# AIM OF THE EXERCISE
Extract every line below that contains the word "этажа".

# DATASET EXTRACT
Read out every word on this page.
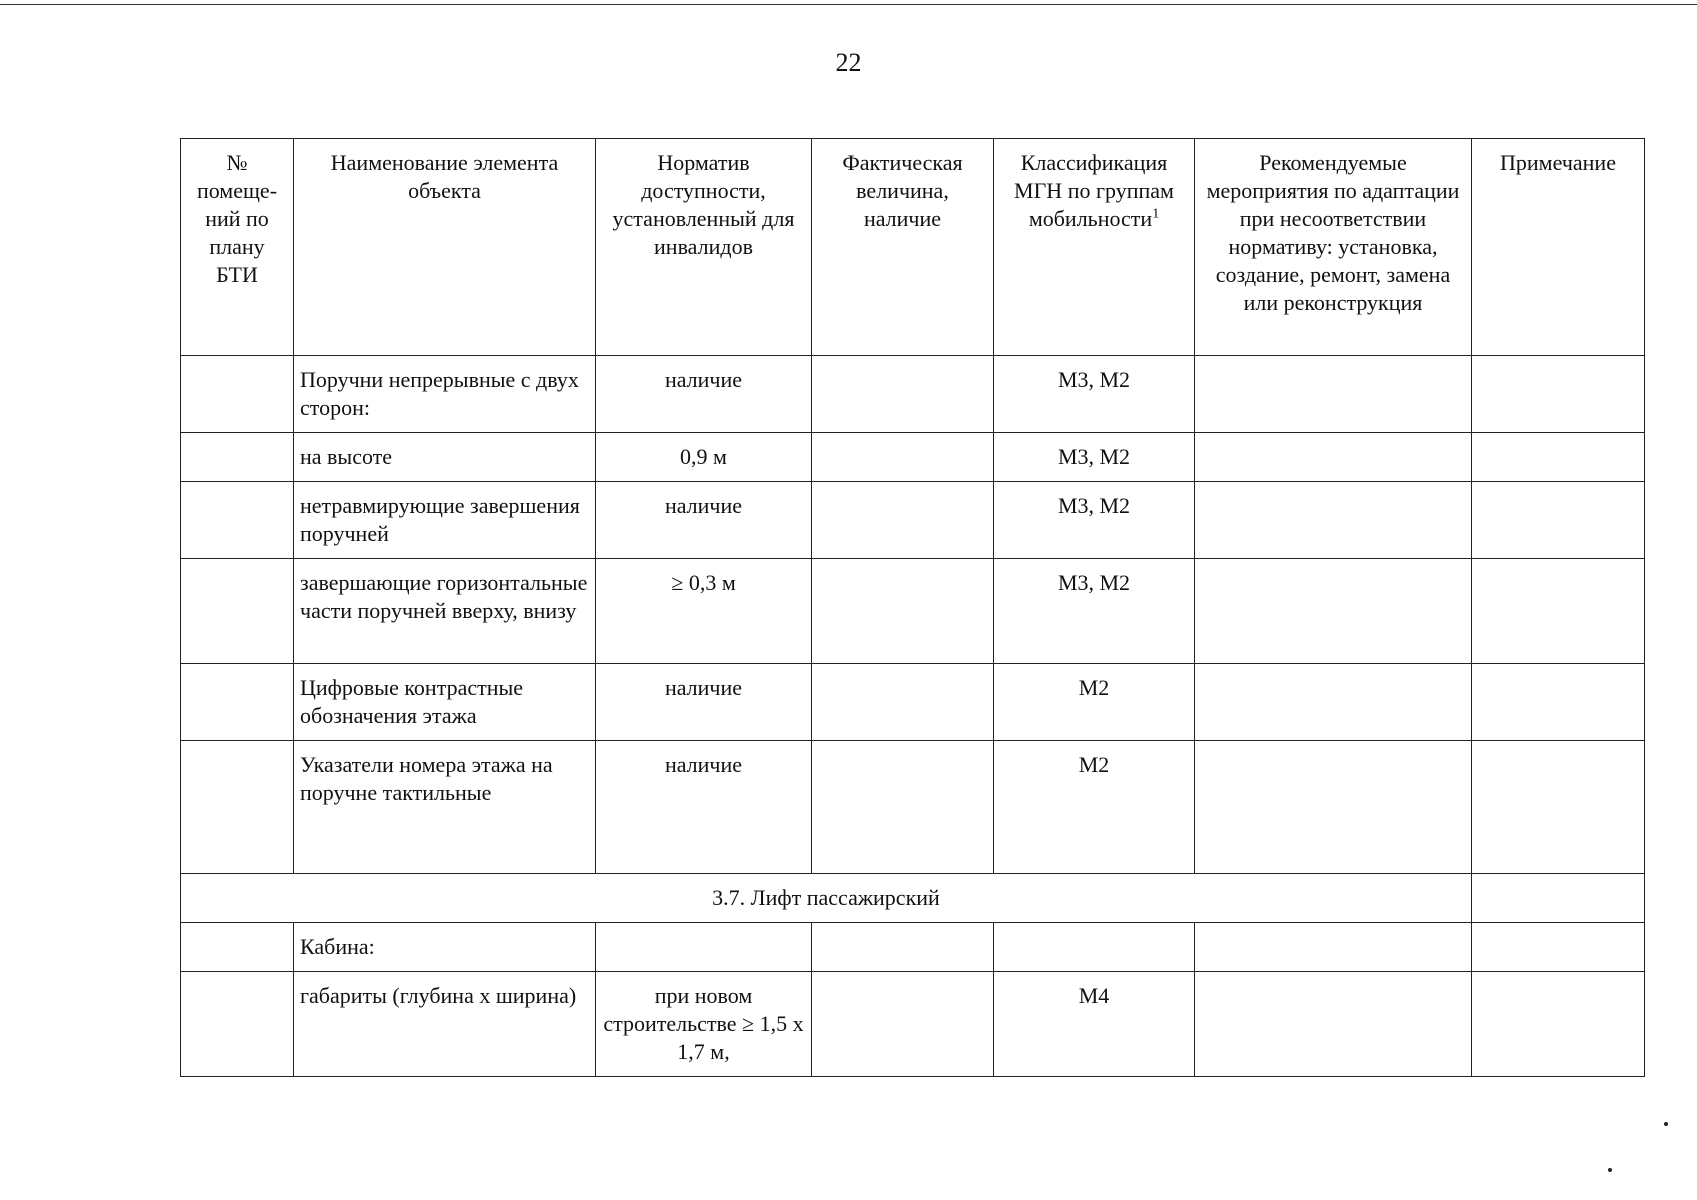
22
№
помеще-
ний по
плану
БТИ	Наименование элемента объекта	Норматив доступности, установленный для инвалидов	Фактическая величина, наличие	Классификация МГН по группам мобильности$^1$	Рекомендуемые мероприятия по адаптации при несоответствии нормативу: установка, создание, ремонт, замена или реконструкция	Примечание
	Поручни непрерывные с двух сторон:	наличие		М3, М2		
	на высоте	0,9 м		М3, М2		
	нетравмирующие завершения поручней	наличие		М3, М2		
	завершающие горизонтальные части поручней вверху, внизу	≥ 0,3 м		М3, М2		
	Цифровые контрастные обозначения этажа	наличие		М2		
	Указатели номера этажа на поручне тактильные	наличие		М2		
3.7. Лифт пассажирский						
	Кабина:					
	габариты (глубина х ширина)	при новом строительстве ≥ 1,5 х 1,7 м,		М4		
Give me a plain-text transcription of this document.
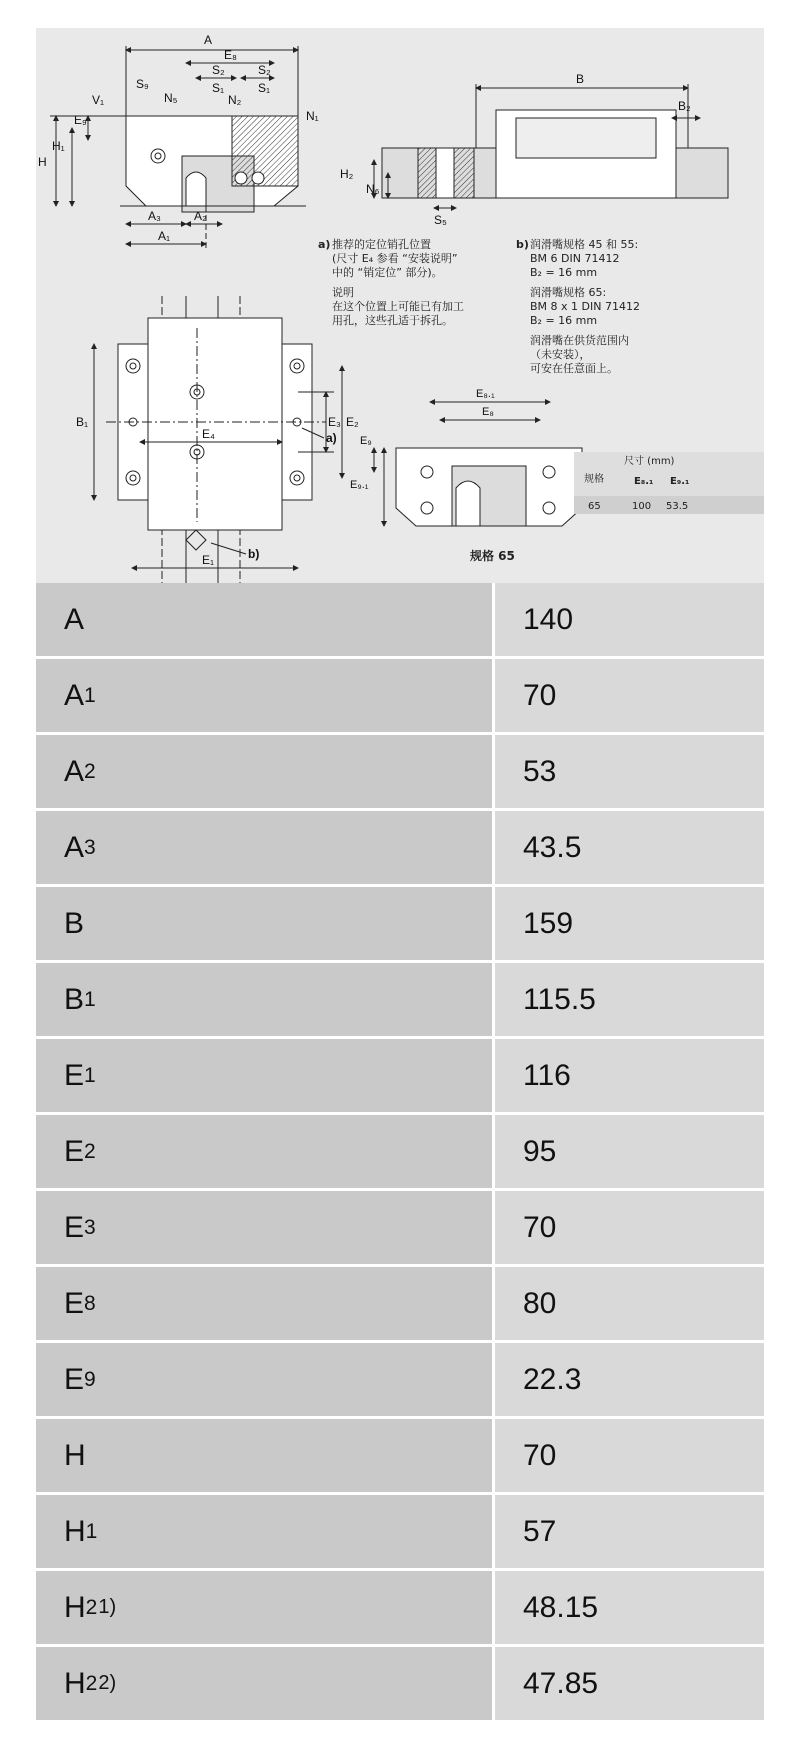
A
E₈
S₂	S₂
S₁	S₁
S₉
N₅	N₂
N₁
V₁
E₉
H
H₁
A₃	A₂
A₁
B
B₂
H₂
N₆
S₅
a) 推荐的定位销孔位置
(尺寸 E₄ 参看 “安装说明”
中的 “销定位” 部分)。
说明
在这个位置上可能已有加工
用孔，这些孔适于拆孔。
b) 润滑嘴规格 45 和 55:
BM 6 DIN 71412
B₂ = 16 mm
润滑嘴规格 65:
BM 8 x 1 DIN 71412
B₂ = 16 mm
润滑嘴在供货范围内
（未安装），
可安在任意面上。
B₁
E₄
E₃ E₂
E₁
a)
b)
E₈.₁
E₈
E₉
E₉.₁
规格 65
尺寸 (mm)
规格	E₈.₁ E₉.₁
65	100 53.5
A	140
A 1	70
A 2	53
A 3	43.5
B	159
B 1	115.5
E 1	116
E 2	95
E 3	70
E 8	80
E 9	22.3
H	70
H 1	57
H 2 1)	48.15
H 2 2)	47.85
--
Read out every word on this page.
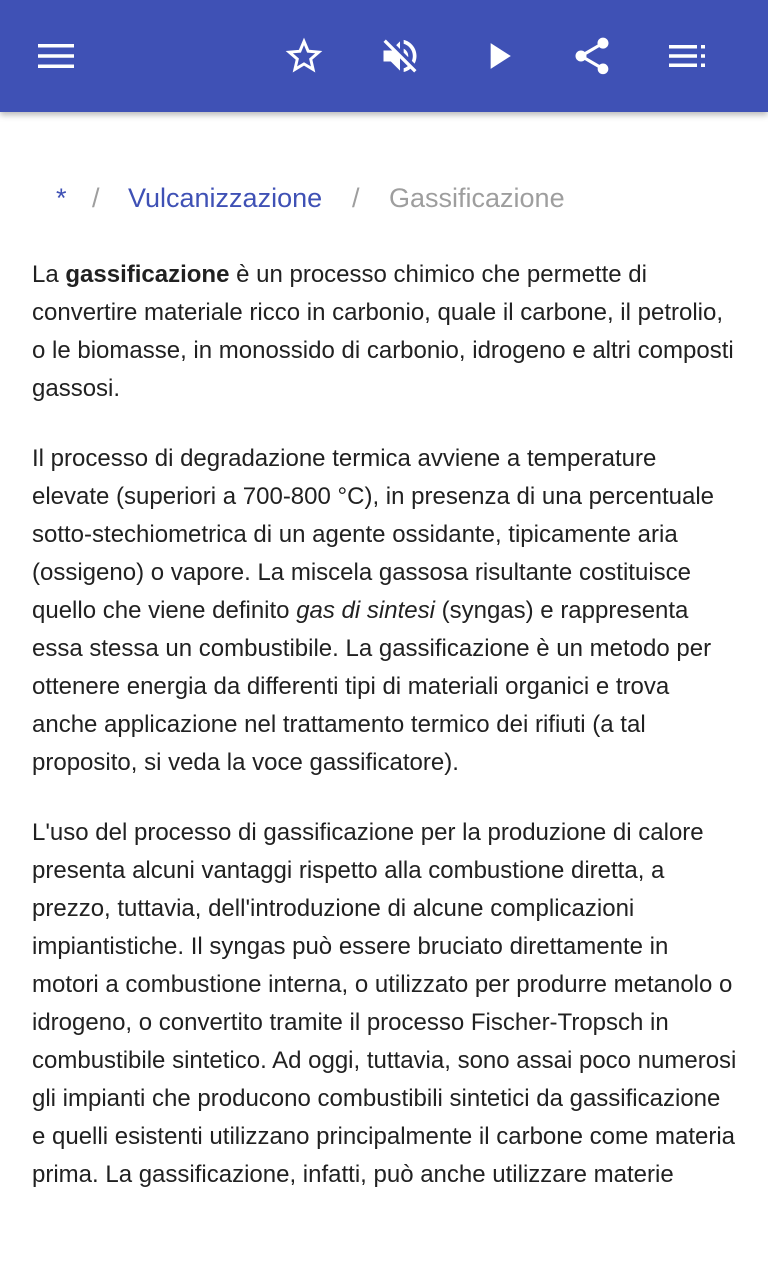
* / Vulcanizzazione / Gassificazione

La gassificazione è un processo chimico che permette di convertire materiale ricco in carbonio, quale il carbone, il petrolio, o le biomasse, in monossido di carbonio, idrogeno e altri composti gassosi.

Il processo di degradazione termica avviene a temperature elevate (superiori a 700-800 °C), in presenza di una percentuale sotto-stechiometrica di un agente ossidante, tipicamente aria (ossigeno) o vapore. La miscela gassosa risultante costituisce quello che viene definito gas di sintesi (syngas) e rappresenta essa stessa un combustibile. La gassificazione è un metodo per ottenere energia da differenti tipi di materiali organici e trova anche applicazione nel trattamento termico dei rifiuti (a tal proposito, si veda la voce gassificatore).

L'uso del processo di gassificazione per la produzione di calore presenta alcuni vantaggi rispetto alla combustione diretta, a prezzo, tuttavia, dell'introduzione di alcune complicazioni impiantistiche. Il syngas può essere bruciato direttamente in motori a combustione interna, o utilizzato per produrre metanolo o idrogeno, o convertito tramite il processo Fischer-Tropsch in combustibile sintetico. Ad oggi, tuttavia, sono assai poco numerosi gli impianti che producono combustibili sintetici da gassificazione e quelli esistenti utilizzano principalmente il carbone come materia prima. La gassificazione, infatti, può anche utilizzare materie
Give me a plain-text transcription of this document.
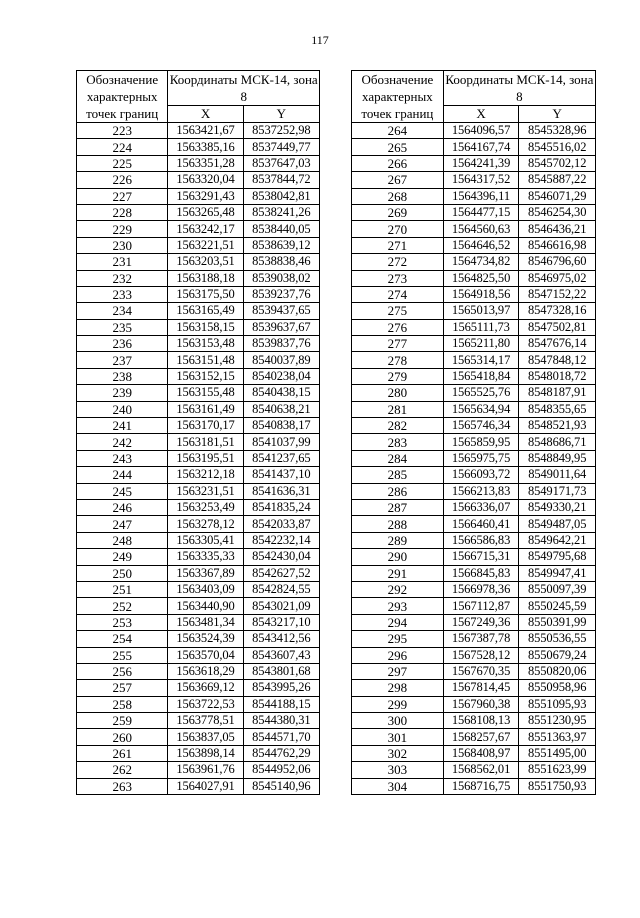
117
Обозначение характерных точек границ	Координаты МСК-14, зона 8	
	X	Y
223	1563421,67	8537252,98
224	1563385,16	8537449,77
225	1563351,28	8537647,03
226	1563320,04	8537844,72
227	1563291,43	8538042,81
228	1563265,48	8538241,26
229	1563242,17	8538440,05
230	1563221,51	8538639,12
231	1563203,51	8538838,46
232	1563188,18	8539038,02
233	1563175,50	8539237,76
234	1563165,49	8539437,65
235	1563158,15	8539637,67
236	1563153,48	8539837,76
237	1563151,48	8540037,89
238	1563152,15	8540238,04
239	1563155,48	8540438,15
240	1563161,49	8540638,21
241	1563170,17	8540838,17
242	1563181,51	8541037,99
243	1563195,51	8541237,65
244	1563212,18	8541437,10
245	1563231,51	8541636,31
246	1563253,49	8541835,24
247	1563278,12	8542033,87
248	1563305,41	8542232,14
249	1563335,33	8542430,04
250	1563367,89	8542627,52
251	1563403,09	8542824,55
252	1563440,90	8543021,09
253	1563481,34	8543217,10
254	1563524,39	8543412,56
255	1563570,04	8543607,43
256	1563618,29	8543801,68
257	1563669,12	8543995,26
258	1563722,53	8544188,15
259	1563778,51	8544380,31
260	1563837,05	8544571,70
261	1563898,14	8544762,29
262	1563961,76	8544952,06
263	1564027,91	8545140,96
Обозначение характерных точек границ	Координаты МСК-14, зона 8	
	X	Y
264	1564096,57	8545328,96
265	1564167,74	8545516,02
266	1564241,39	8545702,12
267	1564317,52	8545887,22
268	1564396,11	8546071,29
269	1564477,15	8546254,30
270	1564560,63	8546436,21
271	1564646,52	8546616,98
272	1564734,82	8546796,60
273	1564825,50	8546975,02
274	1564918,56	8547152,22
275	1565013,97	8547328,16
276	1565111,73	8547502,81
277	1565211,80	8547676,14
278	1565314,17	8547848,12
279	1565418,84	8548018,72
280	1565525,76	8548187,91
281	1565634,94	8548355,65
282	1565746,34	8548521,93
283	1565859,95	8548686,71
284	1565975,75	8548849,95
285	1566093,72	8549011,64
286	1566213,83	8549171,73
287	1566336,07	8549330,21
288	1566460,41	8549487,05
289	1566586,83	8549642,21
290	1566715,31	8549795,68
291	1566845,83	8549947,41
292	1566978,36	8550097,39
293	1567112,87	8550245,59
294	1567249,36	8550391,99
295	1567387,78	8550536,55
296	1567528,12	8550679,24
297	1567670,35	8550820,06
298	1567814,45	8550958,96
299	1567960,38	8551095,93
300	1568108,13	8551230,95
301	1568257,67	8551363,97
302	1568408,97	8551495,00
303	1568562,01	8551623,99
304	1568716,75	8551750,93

# TASK SOLUTION
	Цифровые контрастные обозначения этажа	наличие		М2		
	Указатели номера этажа на поручне тактильные	наличие		М2		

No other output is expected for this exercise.